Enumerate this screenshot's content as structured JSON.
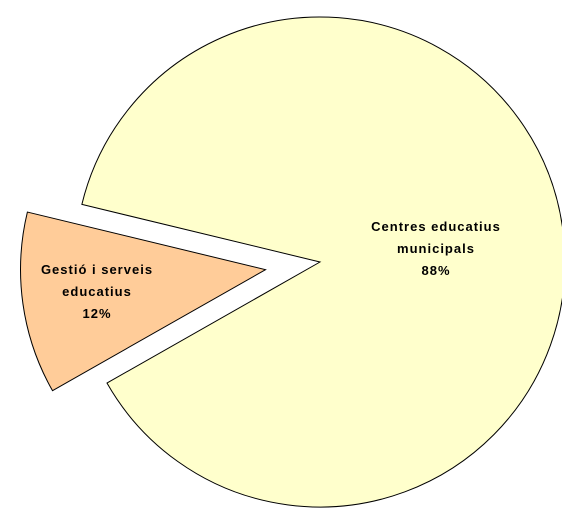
{
  "chart_data": {
    "type": "pie",
    "categories": [
      "Gestió i serveis educatius",
      "Centres educatius municipals"
    ],
    "values": [
      12,
      88
    ],
    "value_labels": [
      "12%",
      "88%"
    ],
    "colors": [
      "#FFCC99",
      "#FFFFCC"
    ]
  }
}
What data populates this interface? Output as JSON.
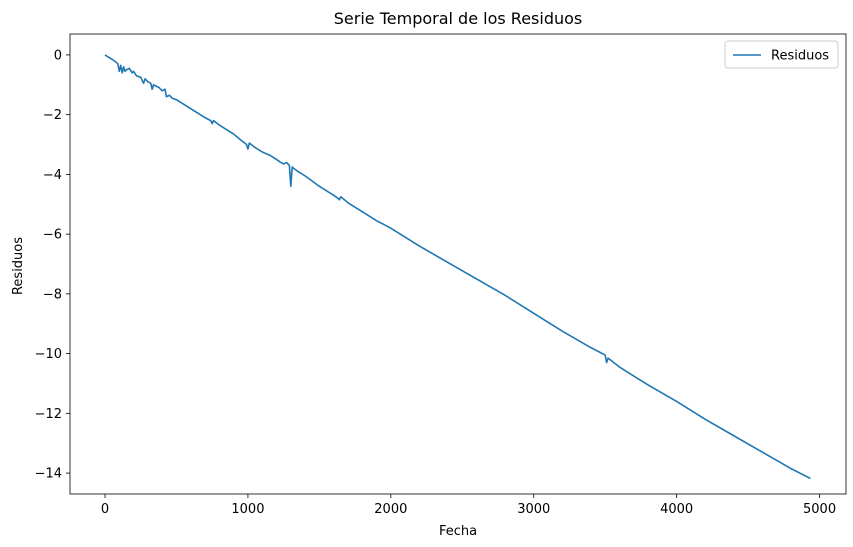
{
  "chart_data": {
    "type": "line",
    "title": "Serie Temporal de los Residuos",
    "xlabel": "Fecha",
    "ylabel": "Residuos",
    "xlim": [
      -245,
      5185
    ],
    "ylim": [
      -14.7,
      0.7
    ],
    "xticks": [
      0,
      1000,
      2000,
      3000,
      4000,
      5000
    ],
    "xtick_labels": [
      "0",
      "1000",
      "2000",
      "3000",
      "4000",
      "5000"
    ],
    "yticks": [
      0,
      -2,
      -4,
      -6,
      -8,
      -10,
      -12,
      -14
    ],
    "ytick_labels": [
      "0",
      "−2",
      "−4",
      "−6",
      "−8",
      "−10",
      "−12",
      "−14"
    ],
    "grid": false,
    "legend_position": "top-right",
    "series": [
      {
        "name": "Residuos",
        "color": "#1f77b4",
        "x": [
          0,
          50,
          80,
          90,
          100,
          110,
          120,
          130,
          140,
          150,
          170,
          190,
          200,
          220,
          250,
          270,
          280,
          300,
          320,
          330,
          340,
          360,
          380,
          400,
          420,
          430,
          450,
          470,
          500,
          550,
          600,
          650,
          700,
          740,
          750,
          760,
          800,
          850,
          900,
          950,
          990,
          1000,
          1010,
          1050,
          1100,
          1150,
          1200,
          1230,
          1250,
          1270,
          1290,
          1300,
          1310,
          1320,
          1350,
          1400,
          1500,
          1600,
          1630,
          1640,
          1650,
          1700,
          1800,
          1900,
          2000,
          2200,
          2400,
          2600,
          2800,
          3000,
          3200,
          3400,
          3500,
          3510,
          3520,
          3600,
          3800,
          4000,
          4200,
          4400,
          4600,
          4800,
          4936
        ],
        "y": [
          0.0,
          -0.15,
          -0.25,
          -0.3,
          -0.55,
          -0.35,
          -0.6,
          -0.4,
          -0.55,
          -0.5,
          -0.45,
          -0.6,
          -0.55,
          -0.7,
          -0.75,
          -0.95,
          -0.8,
          -0.9,
          -0.95,
          -1.15,
          -1.0,
          -1.05,
          -1.1,
          -1.2,
          -1.15,
          -1.4,
          -1.35,
          -1.45,
          -1.5,
          -1.65,
          -1.8,
          -1.95,
          -2.1,
          -2.2,
          -2.3,
          -2.2,
          -2.35,
          -2.5,
          -2.65,
          -2.85,
          -3.0,
          -3.15,
          -2.95,
          -3.1,
          -3.25,
          -3.35,
          -3.5,
          -3.6,
          -3.65,
          -3.6,
          -3.7,
          -4.4,
          -3.75,
          -3.8,
          -3.9,
          -4.05,
          -4.4,
          -4.7,
          -4.8,
          -4.85,
          -4.75,
          -4.95,
          -5.25,
          -5.55,
          -5.8,
          -6.4,
          -6.95,
          -7.5,
          -8.05,
          -8.65,
          -9.25,
          -9.8,
          -10.05,
          -10.3,
          -10.15,
          -10.45,
          -11.05,
          -11.6,
          -12.2,
          -12.75,
          -13.3,
          -13.85,
          -14.18
        ]
      }
    ]
  }
}
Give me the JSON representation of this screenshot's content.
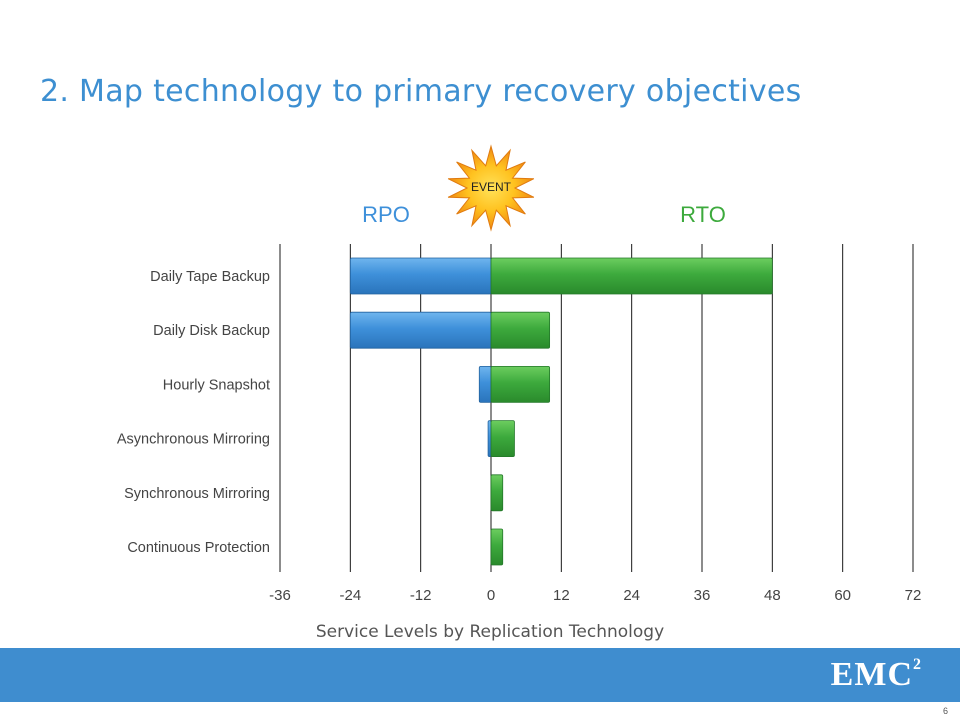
{
  "slide": {
    "title": "2. Map technology to primary recovery objectives",
    "page_number": "6",
    "logo_text": "EMC",
    "logo_superscript": "2"
  },
  "chart_data": {
    "type": "bar",
    "orientation": "horizontal",
    "stacked": true,
    "xlabel": "Service Levels by Replication Technology",
    "xlim": [
      -36,
      72
    ],
    "xticks": [
      -36,
      -24,
      -12,
      0,
      12,
      24,
      36,
      48,
      60,
      72
    ],
    "grid": true,
    "categories": [
      "Daily Tape Backup",
      "Daily Disk Backup",
      "Hourly Snapshot",
      "Asynchronous Mirroring",
      "Synchronous Mirroring",
      "Continuous Protection"
    ],
    "series": [
      {
        "name": "RPO",
        "color": "#3e90da",
        "values": [
          -24,
          -24,
          -2,
          -0.5,
          0,
          0
        ]
      },
      {
        "name": "RTO",
        "color": "#3daa3d",
        "values": [
          48,
          10,
          10,
          4,
          2,
          2
        ]
      }
    ],
    "event_label": "EVENT"
  }
}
———
INSTRUCTIONS TO FOLLOW. Gather each line in these records that contains the string "Mirroring".

EXERCISE RESULT.
      "Asynchronous Mirroring",
      "Synchronous Mirroring",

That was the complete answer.